## BEGIN Provided passage

Accumulate Energy Alaska drilled a production test well this summer from an existing gravel pad along the Dalton Highway. Oil-flow tests are still underway at that well, known as Icewine No. 2.

But early information helped determine “the size and extent of the oil bearing formations, and the best means for producing from them,” says Accumulate, in a proposed update to its oil spill contingency plans filed with Alaska regulators July 31.

The proposed changes, announced by the Alaska Department of Environmental Conservation on Thursday, are under agency review.

The oil company plans to drill the additional wells next spring, after contractors build about 25 miles of ice roads — frozen routes made with layers of water and ice chips to protect tundra — to reach drill sites from the highway.

The two wells would explore oil deposits about 40 miles south of Slope oil fields. The company says it plans to hydraulically fracture the wells, testing the Seabee formation about 2 miles below the surface.

The formation contributes oil to the Meltwater pool, part of ConocoPhillips’ giant Kuparuk River unit.

Accumulate Energy is working with Burgundy Xploration of Houston. That company is headed by Paul Basinski, who helped discover the large Eagle Ford shale site in Texas.

During the Alaska lease sale in December, the companies’ more than doubled their lease holdings to about 700,000 acres.

This summer, Accumulate has conducted hydraulic fracturing to stimulate the Icewine No. 2 well drilled off the Dalton, and to test the potential for oil to flow. That well is targeting the HRZ shale formation, a bit deeper than the Seabee formation.

## END Provided passage
## BEGIN Data extract

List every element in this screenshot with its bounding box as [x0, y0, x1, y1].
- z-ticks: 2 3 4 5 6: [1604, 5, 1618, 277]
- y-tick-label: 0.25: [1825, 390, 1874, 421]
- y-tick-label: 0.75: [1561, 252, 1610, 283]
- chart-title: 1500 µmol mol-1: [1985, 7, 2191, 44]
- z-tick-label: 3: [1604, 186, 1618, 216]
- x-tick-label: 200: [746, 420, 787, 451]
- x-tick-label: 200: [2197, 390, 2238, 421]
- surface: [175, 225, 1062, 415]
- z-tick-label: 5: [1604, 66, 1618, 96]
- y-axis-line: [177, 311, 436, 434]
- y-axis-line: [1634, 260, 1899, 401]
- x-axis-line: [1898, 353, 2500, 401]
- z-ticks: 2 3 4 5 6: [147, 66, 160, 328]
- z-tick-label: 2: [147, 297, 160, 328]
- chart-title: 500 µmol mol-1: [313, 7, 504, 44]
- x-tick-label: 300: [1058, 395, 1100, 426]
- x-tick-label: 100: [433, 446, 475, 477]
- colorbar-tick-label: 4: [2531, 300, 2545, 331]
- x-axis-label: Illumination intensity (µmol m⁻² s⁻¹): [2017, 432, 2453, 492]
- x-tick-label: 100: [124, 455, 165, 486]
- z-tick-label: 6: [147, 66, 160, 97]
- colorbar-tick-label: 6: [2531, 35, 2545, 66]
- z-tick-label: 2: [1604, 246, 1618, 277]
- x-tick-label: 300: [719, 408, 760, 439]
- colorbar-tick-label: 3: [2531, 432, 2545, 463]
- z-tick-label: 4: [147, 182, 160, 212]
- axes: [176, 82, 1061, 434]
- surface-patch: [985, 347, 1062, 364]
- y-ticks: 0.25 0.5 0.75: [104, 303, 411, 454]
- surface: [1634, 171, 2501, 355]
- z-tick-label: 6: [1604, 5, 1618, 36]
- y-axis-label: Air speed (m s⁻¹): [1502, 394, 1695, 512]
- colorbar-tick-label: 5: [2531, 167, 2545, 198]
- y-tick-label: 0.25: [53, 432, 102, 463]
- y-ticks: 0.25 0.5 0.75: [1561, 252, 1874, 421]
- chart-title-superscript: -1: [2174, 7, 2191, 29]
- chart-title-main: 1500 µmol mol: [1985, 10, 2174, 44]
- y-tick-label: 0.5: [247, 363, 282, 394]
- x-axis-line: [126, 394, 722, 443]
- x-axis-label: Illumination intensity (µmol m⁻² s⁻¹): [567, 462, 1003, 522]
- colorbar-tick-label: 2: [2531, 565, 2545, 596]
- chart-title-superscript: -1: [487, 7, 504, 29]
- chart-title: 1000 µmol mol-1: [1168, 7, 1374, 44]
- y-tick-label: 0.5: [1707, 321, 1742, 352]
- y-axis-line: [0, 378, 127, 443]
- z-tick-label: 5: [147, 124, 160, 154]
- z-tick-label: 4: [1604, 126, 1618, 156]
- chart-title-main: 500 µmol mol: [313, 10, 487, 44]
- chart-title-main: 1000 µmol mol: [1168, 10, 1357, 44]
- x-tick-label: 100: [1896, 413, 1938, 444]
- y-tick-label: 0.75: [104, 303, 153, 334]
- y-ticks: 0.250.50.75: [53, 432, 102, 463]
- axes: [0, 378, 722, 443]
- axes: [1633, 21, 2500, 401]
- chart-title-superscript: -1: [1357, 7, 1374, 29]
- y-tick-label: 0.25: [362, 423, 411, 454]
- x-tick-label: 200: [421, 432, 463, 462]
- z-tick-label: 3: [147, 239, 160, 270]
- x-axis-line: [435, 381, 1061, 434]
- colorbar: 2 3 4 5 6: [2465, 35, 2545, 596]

## END Data extract

__Aim of the task__. Carry on the article about Accumulate Energy's Alaska oil wells from its last sentence.

__Final result__.
The fracturing process creates cracks in rocks to improve the flow of oil or gas after boosting reservoir pressure by injecting water, chemicals and sand.

The testing process at Icewine is still underway after a six-week wait — scheduled to end Monday — that allowed pressure to build up in the shale, said Accumulate’s parent, Australia-based 88 Energy, in a statement released on Wednesday.

That well was unique on the  Slope, says Paul Decker, a state petroleum geologist. Accumulate is targeting residual oil and gas that never migrated out of rocks in geologic history. That oil and gas is considered one of the sources for the crude oil at the giant Prudhoe Bay oil field.

[Explorer plans first production test for oil at Prudhoe Bay shale.]

Similar efforts, using long-distance horizontal wells and hydraulic fracturing, have sharply boosted oil and gas production from shale in Texas and other states. Alaska officials, facing a future of falling oil production and revenues, have waited years for a similar turnaround on the Slope.